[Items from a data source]

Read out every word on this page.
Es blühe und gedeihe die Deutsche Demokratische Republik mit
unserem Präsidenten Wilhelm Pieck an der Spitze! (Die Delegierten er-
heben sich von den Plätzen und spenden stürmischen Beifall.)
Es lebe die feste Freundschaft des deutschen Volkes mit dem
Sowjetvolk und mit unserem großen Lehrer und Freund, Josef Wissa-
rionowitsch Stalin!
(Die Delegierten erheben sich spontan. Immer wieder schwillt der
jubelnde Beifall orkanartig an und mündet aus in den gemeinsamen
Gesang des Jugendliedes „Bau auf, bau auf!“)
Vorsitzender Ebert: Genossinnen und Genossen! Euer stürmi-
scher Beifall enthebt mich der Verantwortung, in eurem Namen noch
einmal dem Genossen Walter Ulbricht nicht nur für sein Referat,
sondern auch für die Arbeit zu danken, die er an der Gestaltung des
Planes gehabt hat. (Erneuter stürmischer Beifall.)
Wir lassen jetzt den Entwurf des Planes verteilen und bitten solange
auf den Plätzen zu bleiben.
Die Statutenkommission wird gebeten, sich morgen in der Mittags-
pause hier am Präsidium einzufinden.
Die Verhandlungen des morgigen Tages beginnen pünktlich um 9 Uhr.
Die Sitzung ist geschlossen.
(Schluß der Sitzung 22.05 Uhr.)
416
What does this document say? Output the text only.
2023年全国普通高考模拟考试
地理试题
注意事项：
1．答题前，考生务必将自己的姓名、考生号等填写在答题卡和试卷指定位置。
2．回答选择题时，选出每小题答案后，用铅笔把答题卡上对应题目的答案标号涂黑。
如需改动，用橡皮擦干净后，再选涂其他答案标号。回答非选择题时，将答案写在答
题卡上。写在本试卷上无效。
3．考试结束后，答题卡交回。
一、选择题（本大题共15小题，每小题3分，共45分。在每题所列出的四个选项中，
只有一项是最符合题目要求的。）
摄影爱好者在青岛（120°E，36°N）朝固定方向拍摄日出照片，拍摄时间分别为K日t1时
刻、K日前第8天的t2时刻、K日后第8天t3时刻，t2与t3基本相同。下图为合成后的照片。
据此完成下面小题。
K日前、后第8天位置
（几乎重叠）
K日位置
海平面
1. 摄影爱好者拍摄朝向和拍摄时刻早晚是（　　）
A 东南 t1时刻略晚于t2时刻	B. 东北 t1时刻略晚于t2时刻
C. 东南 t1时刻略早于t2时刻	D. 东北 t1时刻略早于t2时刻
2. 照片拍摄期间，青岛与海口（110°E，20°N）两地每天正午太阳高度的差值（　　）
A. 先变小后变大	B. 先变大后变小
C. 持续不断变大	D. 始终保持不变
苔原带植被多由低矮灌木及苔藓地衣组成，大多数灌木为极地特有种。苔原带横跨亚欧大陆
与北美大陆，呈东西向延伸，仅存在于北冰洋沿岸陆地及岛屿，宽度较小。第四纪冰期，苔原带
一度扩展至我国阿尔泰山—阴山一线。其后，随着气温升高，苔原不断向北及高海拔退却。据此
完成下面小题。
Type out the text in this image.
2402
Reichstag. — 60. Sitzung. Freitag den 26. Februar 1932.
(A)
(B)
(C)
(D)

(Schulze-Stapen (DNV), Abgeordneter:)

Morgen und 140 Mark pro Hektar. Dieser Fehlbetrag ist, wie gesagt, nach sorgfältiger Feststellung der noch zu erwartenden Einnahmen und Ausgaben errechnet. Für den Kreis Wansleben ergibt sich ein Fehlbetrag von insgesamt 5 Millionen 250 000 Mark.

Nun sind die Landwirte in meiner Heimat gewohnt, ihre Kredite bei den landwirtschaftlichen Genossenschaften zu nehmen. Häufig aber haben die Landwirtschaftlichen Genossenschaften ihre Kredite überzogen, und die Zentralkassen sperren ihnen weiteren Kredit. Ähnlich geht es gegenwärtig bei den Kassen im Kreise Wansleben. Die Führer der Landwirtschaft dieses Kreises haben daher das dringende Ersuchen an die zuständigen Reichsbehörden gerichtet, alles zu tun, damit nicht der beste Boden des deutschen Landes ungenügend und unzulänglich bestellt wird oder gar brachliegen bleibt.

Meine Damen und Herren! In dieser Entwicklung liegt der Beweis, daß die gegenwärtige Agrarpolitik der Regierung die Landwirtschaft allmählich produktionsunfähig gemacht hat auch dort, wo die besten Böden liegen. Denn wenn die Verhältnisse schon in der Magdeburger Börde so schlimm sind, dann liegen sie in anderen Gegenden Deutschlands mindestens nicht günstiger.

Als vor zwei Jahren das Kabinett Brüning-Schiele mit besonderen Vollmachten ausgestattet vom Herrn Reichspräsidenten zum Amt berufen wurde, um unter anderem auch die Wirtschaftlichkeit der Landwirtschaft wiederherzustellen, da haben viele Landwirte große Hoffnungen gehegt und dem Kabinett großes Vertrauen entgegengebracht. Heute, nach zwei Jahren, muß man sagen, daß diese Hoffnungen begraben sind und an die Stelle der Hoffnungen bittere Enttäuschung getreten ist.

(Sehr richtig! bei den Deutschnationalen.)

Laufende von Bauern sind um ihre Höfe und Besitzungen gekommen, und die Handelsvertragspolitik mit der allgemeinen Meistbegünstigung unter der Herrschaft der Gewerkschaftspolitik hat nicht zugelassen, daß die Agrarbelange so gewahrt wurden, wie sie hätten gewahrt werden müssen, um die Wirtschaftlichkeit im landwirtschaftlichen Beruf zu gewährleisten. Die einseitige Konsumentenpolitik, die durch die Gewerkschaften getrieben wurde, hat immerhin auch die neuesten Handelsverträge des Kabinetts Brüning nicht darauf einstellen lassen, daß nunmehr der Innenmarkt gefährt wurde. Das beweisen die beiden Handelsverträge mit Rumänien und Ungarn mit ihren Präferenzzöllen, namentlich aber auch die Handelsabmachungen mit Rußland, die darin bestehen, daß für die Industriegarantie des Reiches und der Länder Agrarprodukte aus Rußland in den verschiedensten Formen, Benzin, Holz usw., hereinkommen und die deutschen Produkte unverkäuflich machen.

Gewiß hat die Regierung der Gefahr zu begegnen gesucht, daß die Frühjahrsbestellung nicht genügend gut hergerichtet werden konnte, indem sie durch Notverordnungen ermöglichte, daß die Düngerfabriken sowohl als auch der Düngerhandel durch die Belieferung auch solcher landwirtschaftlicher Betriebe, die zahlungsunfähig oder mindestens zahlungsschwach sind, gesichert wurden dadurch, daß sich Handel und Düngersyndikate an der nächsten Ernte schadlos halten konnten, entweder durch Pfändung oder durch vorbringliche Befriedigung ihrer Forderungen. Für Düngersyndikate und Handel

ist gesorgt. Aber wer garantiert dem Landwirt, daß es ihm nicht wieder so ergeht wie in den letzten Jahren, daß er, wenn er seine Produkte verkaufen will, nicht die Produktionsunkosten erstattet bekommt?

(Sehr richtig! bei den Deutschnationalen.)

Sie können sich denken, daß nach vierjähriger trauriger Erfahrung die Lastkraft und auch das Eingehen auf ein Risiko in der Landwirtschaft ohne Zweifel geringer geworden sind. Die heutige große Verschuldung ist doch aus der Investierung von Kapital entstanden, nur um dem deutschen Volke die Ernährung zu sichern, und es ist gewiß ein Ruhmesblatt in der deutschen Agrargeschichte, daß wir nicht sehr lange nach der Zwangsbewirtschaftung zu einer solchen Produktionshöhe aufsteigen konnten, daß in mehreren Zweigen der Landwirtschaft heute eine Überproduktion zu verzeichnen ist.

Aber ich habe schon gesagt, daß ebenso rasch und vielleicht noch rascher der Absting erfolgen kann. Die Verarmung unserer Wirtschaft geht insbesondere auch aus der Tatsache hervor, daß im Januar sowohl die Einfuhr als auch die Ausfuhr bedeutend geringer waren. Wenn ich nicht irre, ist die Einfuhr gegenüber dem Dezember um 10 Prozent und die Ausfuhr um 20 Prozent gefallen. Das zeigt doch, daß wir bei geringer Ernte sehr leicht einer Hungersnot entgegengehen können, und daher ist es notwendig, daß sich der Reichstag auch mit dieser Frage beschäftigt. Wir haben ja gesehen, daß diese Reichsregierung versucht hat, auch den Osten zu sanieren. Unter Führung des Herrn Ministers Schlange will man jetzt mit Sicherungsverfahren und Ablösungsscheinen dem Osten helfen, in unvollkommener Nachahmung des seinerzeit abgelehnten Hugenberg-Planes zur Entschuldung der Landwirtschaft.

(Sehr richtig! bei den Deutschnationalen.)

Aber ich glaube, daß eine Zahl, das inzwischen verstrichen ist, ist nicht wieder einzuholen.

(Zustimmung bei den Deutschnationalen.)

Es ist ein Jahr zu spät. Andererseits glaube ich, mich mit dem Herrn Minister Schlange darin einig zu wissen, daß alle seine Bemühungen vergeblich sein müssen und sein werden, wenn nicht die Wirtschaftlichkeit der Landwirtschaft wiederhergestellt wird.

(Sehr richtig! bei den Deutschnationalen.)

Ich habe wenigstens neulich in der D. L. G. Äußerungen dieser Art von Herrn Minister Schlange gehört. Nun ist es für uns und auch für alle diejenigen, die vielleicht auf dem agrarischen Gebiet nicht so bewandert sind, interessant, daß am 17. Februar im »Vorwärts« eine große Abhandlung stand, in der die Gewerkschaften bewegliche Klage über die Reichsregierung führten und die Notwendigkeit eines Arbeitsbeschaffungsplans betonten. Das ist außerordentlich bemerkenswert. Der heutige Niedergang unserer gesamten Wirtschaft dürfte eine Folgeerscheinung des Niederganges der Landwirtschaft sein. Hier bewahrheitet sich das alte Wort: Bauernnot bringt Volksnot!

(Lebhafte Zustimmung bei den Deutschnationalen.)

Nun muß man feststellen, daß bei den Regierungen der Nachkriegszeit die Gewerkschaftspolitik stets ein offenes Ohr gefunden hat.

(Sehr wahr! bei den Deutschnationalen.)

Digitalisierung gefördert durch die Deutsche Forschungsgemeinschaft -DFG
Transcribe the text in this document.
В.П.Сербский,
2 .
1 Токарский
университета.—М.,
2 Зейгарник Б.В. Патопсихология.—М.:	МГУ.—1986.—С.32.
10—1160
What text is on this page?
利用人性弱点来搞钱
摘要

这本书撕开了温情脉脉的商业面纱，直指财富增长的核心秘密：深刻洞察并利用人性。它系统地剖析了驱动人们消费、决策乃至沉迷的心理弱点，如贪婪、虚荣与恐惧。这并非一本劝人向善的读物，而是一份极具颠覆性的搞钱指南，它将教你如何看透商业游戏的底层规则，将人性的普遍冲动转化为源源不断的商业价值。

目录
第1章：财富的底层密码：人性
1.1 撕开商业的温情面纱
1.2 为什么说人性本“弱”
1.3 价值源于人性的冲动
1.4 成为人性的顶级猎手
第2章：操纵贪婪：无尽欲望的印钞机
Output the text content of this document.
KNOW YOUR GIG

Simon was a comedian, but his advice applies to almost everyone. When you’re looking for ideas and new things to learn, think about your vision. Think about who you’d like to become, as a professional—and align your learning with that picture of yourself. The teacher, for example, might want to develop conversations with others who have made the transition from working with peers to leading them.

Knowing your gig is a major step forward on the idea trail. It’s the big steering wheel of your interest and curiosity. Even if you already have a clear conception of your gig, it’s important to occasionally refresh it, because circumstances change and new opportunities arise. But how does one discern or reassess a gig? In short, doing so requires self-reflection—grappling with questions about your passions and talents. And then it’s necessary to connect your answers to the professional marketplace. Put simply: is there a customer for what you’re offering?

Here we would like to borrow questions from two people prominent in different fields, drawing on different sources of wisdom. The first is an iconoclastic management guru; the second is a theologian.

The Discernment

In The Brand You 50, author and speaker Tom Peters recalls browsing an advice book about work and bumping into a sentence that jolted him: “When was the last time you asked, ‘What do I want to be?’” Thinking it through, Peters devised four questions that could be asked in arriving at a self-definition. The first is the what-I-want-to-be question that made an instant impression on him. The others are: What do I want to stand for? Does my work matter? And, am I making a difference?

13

Exercise aim:
Go through the listing above and return every line where the word "page" occurs.

Answer to this exercise:
Read out every word on this page.
What text is on this page?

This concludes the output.